**DATASET ENTRIES:**
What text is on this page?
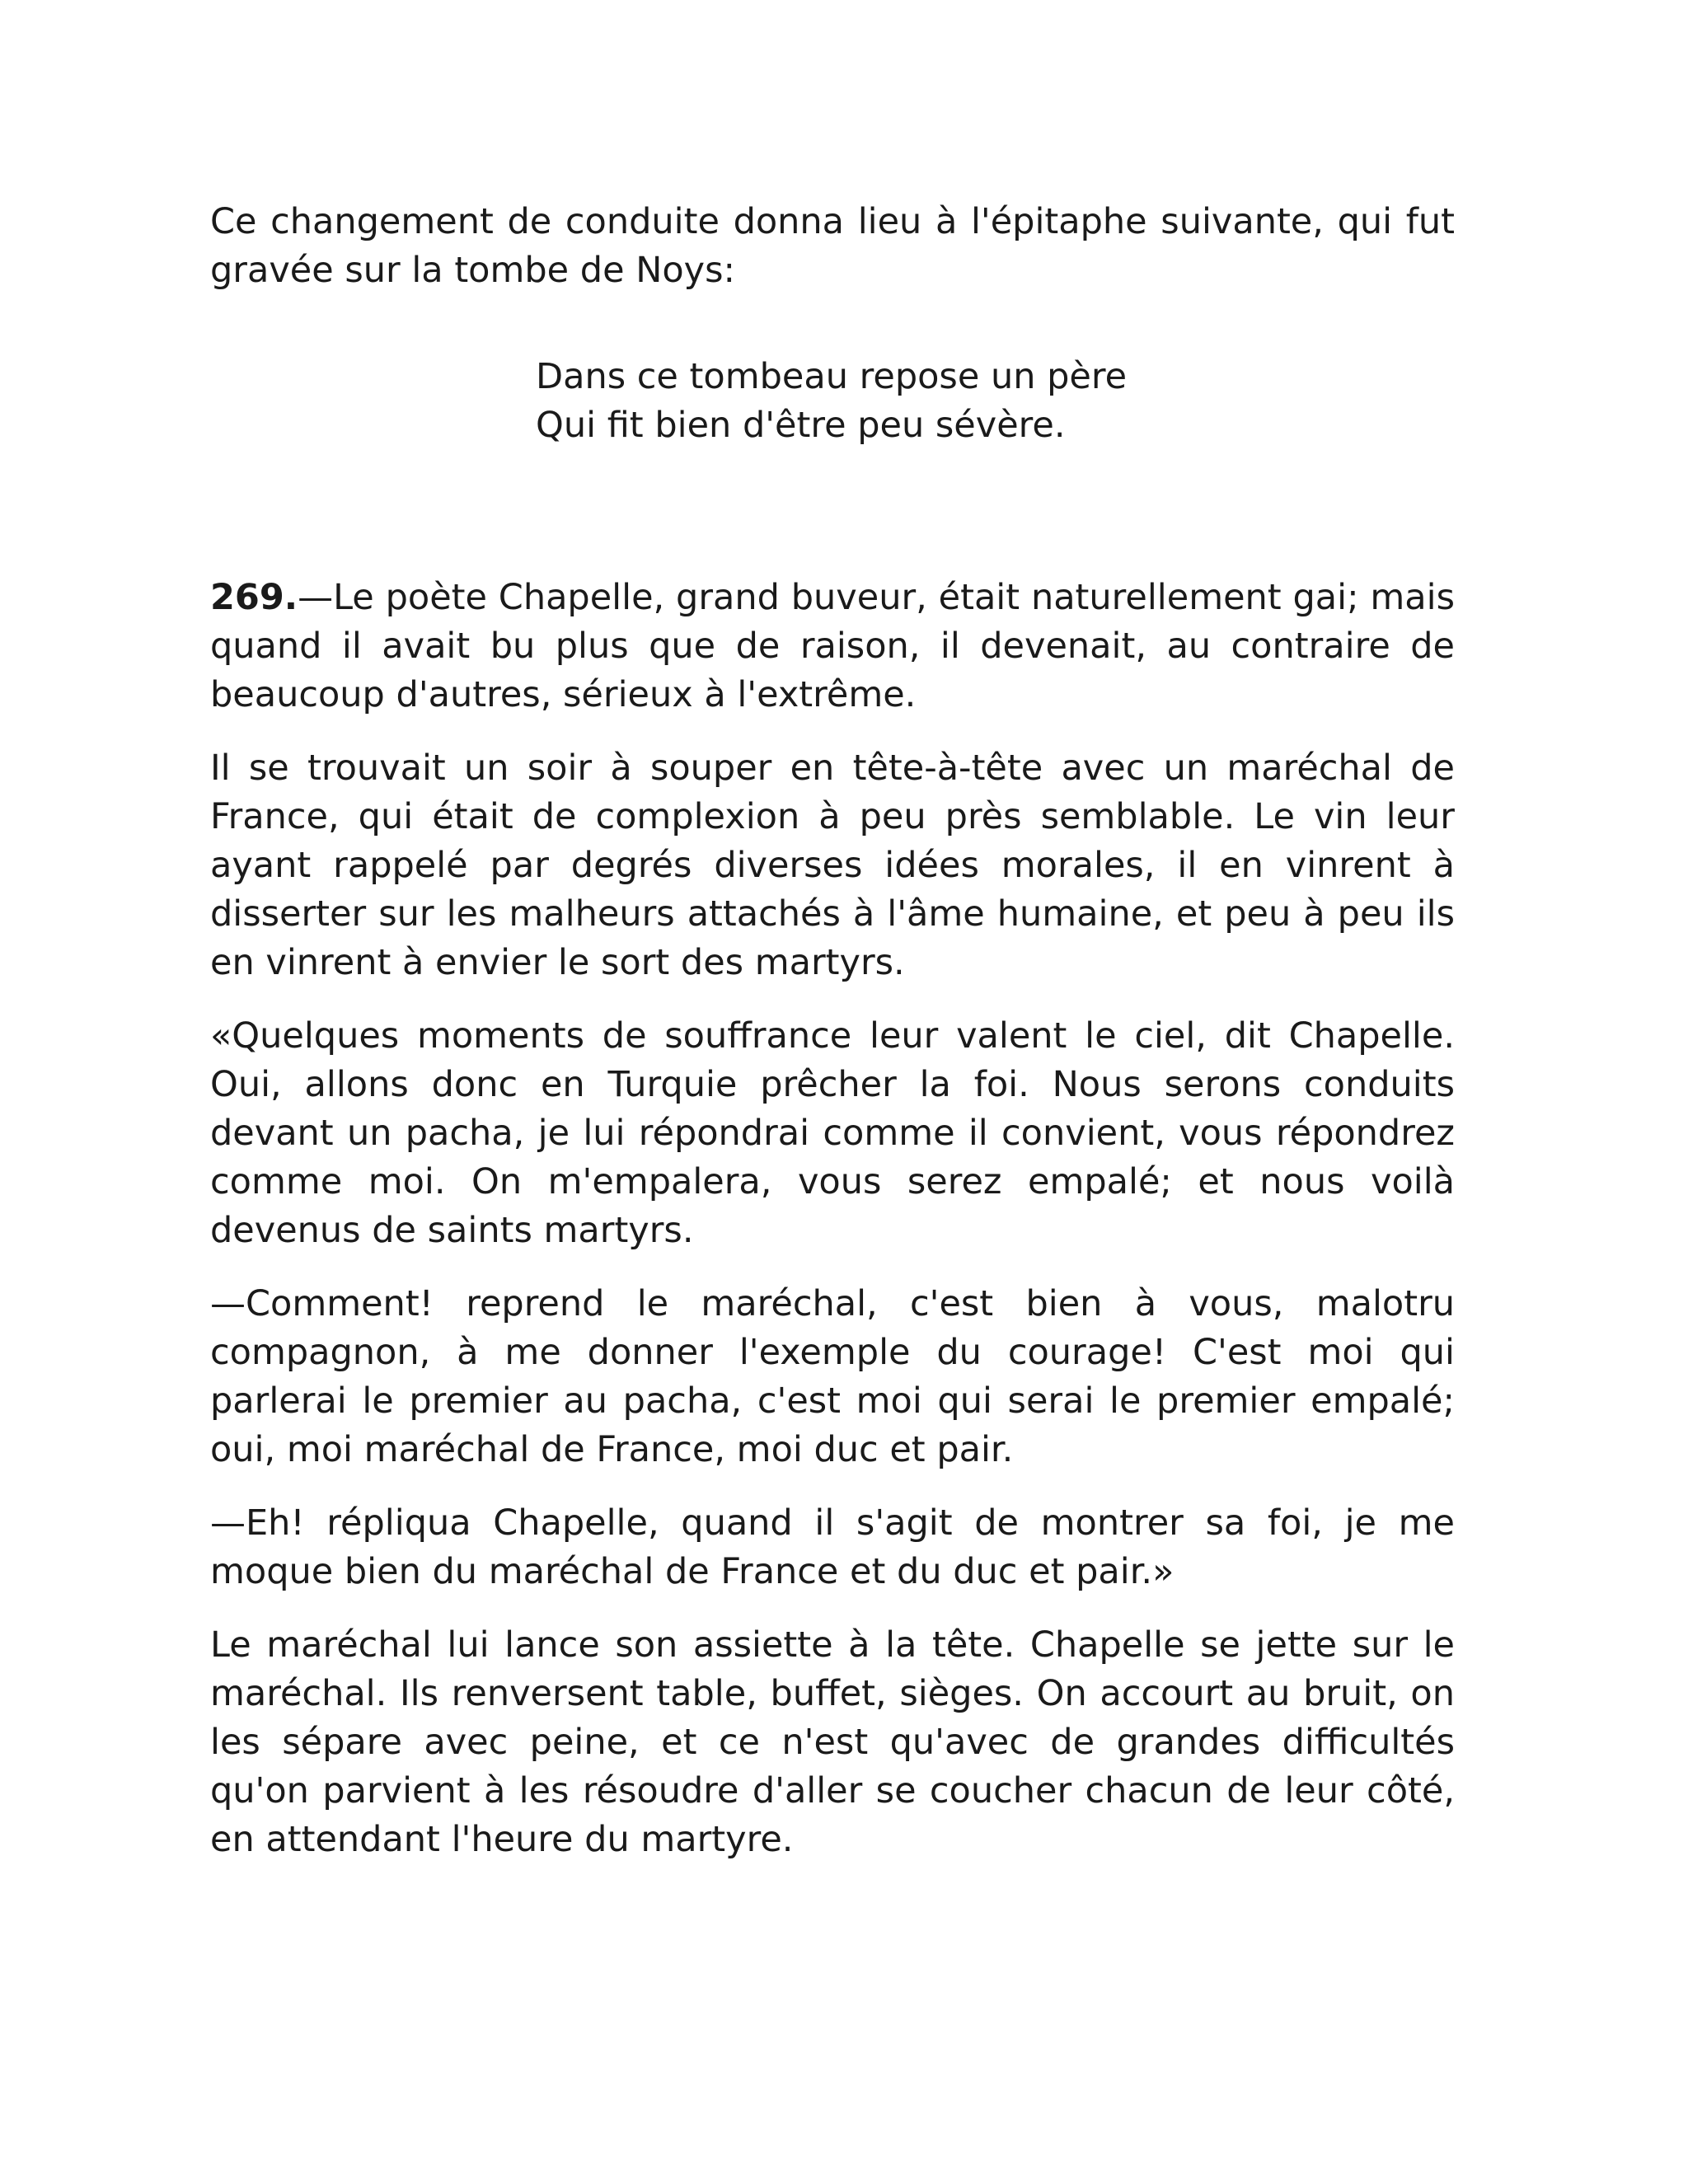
Ce changement de conduite donna lieu à l'épitaphe suivante, qui fut gravée sur la tombe de Noys:

Dans ce tombeau repose un père
Qui fit bien d'être peu sévère.

269.—Le poète Chapelle, grand buveur, était naturellement gai; mais quand il avait bu plus que de raison, il devenait, au contraire de beaucoup d'autres, sérieux à l'extrême.

Il se trouvait un soir à souper en tête-à-tête avec un maréchal de France, qui était de complexion à peu près semblable. Le vin leur ayant rappelé par degrés diverses idées morales, il en vinrent à disserter sur les malheurs attachés à l'âme humaine, et peu à peu ils en vinrent à envier le sort des martyrs.

«Quelques moments de souffrance leur valent le ciel, dit Chapelle. Oui, allons donc en Turquie prêcher la foi. Nous serons conduits devant un pacha, je lui répondrai comme il convient, vous répondrez comme moi. On m'empalera, vous serez empalé; et nous voilà devenus de saints martyrs.

—Comment! reprend le maréchal, c'est bien à vous, malotru compagnon, à me donner l'exemple du courage! C'est moi qui parlerai le premier au pacha, c'est moi qui serai le premier empalé; oui, moi maréchal de France, moi duc et pair.

—Eh! répliqua Chapelle, quand il s'agit de montrer sa foi, je me moque bien du maréchal de France et du duc et pair.»

Le maréchal lui lance son assiette à la tête. Chapelle se jette sur le maréchal. Ils renversent table, buffet, sièges. On accourt au bruit, on les sépare avec peine, et ce n'est qu'avec de grandes difficultés qu'on parvient à les résoudre d'aller se coucher chacun de leur côté, en attendant l'heure du martyre.
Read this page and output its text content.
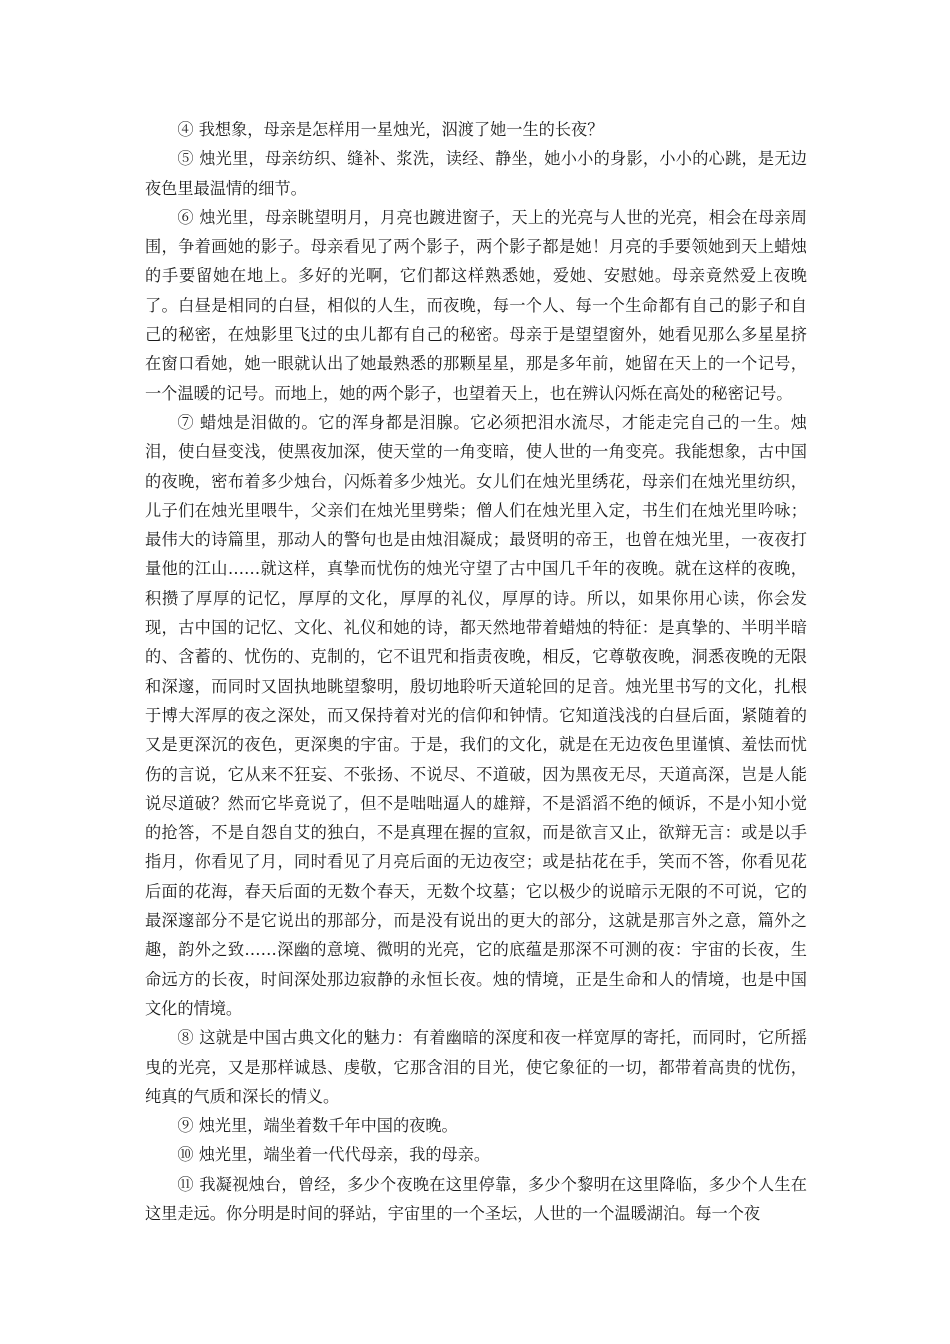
④ 我想象，母亲是怎样用一星烛光，泅渡了她一生的长夜？

⑤ 烛光里，母亲纺织、缝补、浆洗，读经、静坐，她小小的身影，小小的心跳，是无边夜色里最温情的细节。

⑥ 烛光里，母亲眺望明月，月亮也踱进窗子，天上的光亮与人世的光亮，相会在母亲周围，争着画她的影子。母亲看见了两个影子，两个影子都是她！月亮的手要领她到天上蜡烛的手要留她在地上。多好的光啊，它们都这样熟悉她，爱她、安慰她。母亲竟然爱上夜晚了。白昼是相同的白昼，相似的人生，而夜晚，每一个人、每一个生命都有自己的影子和自己的秘密，在烛影里飞过的虫儿都有自己的秘密。母亲于是望望窗外，她看见那么多星星挤在窗口看她，她一眼就认出了她最熟悉的那颗星星，那是多年前，她留在天上的一个记号，一个温暖的记号。而地上，她的两个影子，也望着天上，也在辨认闪烁在高处的秘密记号。

⑦ 蜡烛是泪做的。它的浑身都是泪腺。它必须把泪水流尽，才能走完自己的一生。烛泪，使白昼变浅，使黑夜加深，使天堂的一角变暗，使人世的一角变亮。我能想象，古中国的夜晚，密布着多少烛台，闪烁着多少烛光。女儿们在烛光里绣花，母亲们在烛光里纺织，儿子们在烛光里喂牛，父亲们在烛光里劈柴；僧人们在烛光里入定，书生们在烛光里吟咏；最伟大的诗篇里，那动人的警句也是由烛泪凝成；最贤明的帝王，也曾在烛光里，一夜夜打量他的江山……就这样，真挚而忧伤的烛光守望了古中国几千年的夜晚。就在这样的夜晚，积攒了厚厚的记忆，厚厚的文化，厚厚的礼仪，厚厚的诗。所以，如果你用心读，你会发现，古中国的记忆、文化、礼仪和她的诗，都天然地带着蜡烛的特征：是真挚的、半明半暗的、含蓄的、忧伤的、克制的，它不诅咒和指责夜晚，相反，它尊敬夜晚，洞悉夜晚的无限和深邃，而同时又固执地眺望黎明，殷切地聆听天道轮回的足音。烛光里书写的文化，扎根于博大浑厚的夜之深处，而又保持着对光的信仰和钟情。它知道浅浅的白昼后面，紧随着的又是更深沉的夜色，更深奥的宇宙。于是，我们的文化，就是在无边夜色里谨慎、羞怯而忧伤的言说，它从来不狂妄、不张扬、不说尽、不道破，因为黑夜无尽，天道高深，岂是人能说尽道破？然而它毕竟说了，但不是咄咄逼人的雄辩，不是滔滔不绝的倾诉，不是小知小觉的抢答，不是自怨自艾的独白，不是真理在握的宣叙，而是欲言又止，欲辩无言：或是以手指月，你看见了月，同时看见了月亮后面的无边夜空；或是拈花在手，笑而不答，你看见花后面的花海，春天后面的无数个春天，无数个坟墓；它以极少的说暗示无限的不可说，它的最深邃部分不是它说出的那部分，而是没有说出的更大的部分，这就是那言外之意，篇外之趣，韵外之致……深幽的意境、微明的光亮，它的底蕴是那深不可测的夜：宇宙的长夜，生命远方的长夜，时间深处那边寂静的永恒长夜。烛的情境，正是生命和人的情境，也是中国文化的情境。

⑧ 这就是中国古典文化的魅力：有着幽暗的深度和夜一样宽厚的寄托，而同时，它所摇曳的光亮，又是那样诚恳、虔敬，它那含泪的目光，使它象征的一切，都带着高贵的忧伤，纯真的气质和深长的情义。

⑨ 烛光里，端坐着数千年中国的夜晚。

⑩ 烛光里，端坐着一代代母亲，我的母亲。

⑪ 我凝视烛台，曾经，多少个夜晚在这里停靠，多少个黎明在这里降临，多少个人生在这里走远。你分明是时间的驿站，宇宙里的一个圣坛，人世的一个温暖湖泊。每一个夜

**YOUR GOAL:**
Output the entries above exactly, without their pictures.

**RESPONSE FOR THIS EXERCISE:**
What text is on this page?
Ce changement de conduite donna lieu à l'épitaphe suivante, qui fut gravée sur la tombe de Noys:

Dans ce tombeau repose un père
Qui fit bien d'être peu sévère.

269.—Le poète Chapelle, grand buveur, était naturellement gai; mais quand il avait bu plus que de raison, il devenait, au contraire de beaucoup d'autres, sérieux à l'extrême.

Il se trouvait un soir à souper en tête-à-tête avec un maréchal de France, qui était de complexion à peu près semblable. Le vin leur ayant rappelé par degrés diverses idées morales, il en vinrent à disserter sur les malheurs attachés à l'âme humaine, et peu à peu ils en vinrent à envier le sort des martyrs.

«Quelques moments de souffrance leur valent le ciel, dit Chapelle. Oui, allons donc en Turquie prêcher la foi. Nous serons conduits devant un pacha, je lui répondrai comme il convient, vous répondrez comme moi. On m'empalera, vous serez empalé; et nous voilà devenus de saints martyrs.

—Comment! reprend le maréchal, c'est bien à vous, malotru compagnon, à me donner l'exemple du courage! C'est moi qui parlerai le premier au pacha, c'est moi qui serai le premier empalé; oui, moi maréchal de France, moi duc et pair.

—Eh! répliqua Chapelle, quand il s'agit de montrer sa foi, je me moque bien du maréchal de France et du duc et pair.»

Le maréchal lui lance son assiette à la tête. Chapelle se jette sur le maréchal. Ils renversent table, buffet, sièges. On accourt au bruit, on les sépare avec peine, et ce n'est qu'avec de grandes difficultés qu'on parvient à les résoudre d'aller se coucher chacun de leur côté, en attendant l'heure du martyre.
Read this page and output its text content.
④ 我想象，母亲是怎样用一星烛光，泅渡了她一生的长夜？

⑤ 烛光里，母亲纺织、缝补、浆洗，读经、静坐，她小小的身影，小小的心跳，是无边夜色里最温情的细节。

⑥ 烛光里，母亲眺望明月，月亮也踱进窗子，天上的光亮与人世的光亮，相会在母亲周围，争着画她的影子。母亲看见了两个影子，两个影子都是她！月亮的手要领她到天上蜡烛的手要留她在地上。多好的光啊，它们都这样熟悉她，爱她、安慰她。母亲竟然爱上夜晚了。白昼是相同的白昼，相似的人生，而夜晚，每一个人、每一个生命都有自己的影子和自己的秘密，在烛影里飞过的虫儿都有自己的秘密。母亲于是望望窗外，她看见那么多星星挤在窗口看她，她一眼就认出了她最熟悉的那颗星星，那是多年前，她留在天上的一个记号，一个温暖的记号。而地上，她的两个影子，也望着天上，也在辨认闪烁在高处的秘密记号。

⑦ 蜡烛是泪做的。它的浑身都是泪腺。它必须把泪水流尽，才能走完自己的一生。烛泪，使白昼变浅，使黑夜加深，使天堂的一角变暗，使人世的一角变亮。我能想象，古中国的夜晚，密布着多少烛台，闪烁着多少烛光。女儿们在烛光里绣花，母亲们在烛光里纺织，儿子们在烛光里喂牛，父亲们在烛光里劈柴；僧人们在烛光里入定，书生们在烛光里吟咏；最伟大的诗篇里，那动人的警句也是由烛泪凝成；最贤明的帝王，也曾在烛光里，一夜夜打量他的江山……就这样，真挚而忧伤的烛光守望了古中国几千年的夜晚。就在这样的夜晚，积攒了厚厚的记忆，厚厚的文化，厚厚的礼仪，厚厚的诗。所以，如果你用心读，你会发现，古中国的记忆、文化、礼仪和她的诗，都天然地带着蜡烛的特征：是真挚的、半明半暗的、含蓄的、忧伤的、克制的，它不诅咒和指责夜晚，相反，它尊敬夜晚，洞悉夜晚的无限和深邃，而同时又固执地眺望黎明，殷切地聆听天道轮回的足音。烛光里书写的文化，扎根于博大浑厚的夜之深处，而又保持着对光的信仰和钟情。它知道浅浅的白昼后面，紧随着的又是更深沉的夜色，更深奥的宇宙。于是，我们的文化，就是在无边夜色里谨慎、羞怯而忧伤的言说，它从来不狂妄、不张扬、不说尽、不道破，因为黑夜无尽，天道高深，岂是人能说尽道破？然而它毕竟说了，但不是咄咄逼人的雄辩，不是滔滔不绝的倾诉，不是小知小觉的抢答，不是自怨自艾的独白，不是真理在握的宣叙，而是欲言又止，欲辩无言：或是以手指月，你看见了月，同时看见了月亮后面的无边夜空；或是拈花在手，笑而不答，你看见花后面的花海，春天后面的无数个春天，无数个坟墓；它以极少的说暗示无限的不可说，它的最深邃部分不是它说出的那部分，而是没有说出的更大的部分，这就是那言外之意，篇外之趣，韵外之致……深幽的意境、微明的光亮，它的底蕴是那深不可测的夜：宇宙的长夜，生命远方的长夜，时间深处那边寂静的永恒长夜。烛的情境，正是生命和人的情境，也是中国文化的情境。

⑧ 这就是中国古典文化的魅力：有着幽暗的深度和夜一样宽厚的寄托，而同时，它所摇曳的光亮，又是那样诚恳、虔敬，它那含泪的目光，使它象征的一切，都带着高贵的忧伤，纯真的气质和深长的情义。

⑨ 烛光里，端坐着数千年中国的夜晚。

⑩ 烛光里，端坐着一代代母亲，我的母亲。

⑪ 我凝视烛台，曾经，多少个夜晚在这里停靠，多少个黎明在这里降临，多少个人生在这里走远。你分明是时间的驿站，宇宙里的一个圣坛，人世的一个温暖湖泊。每一个夜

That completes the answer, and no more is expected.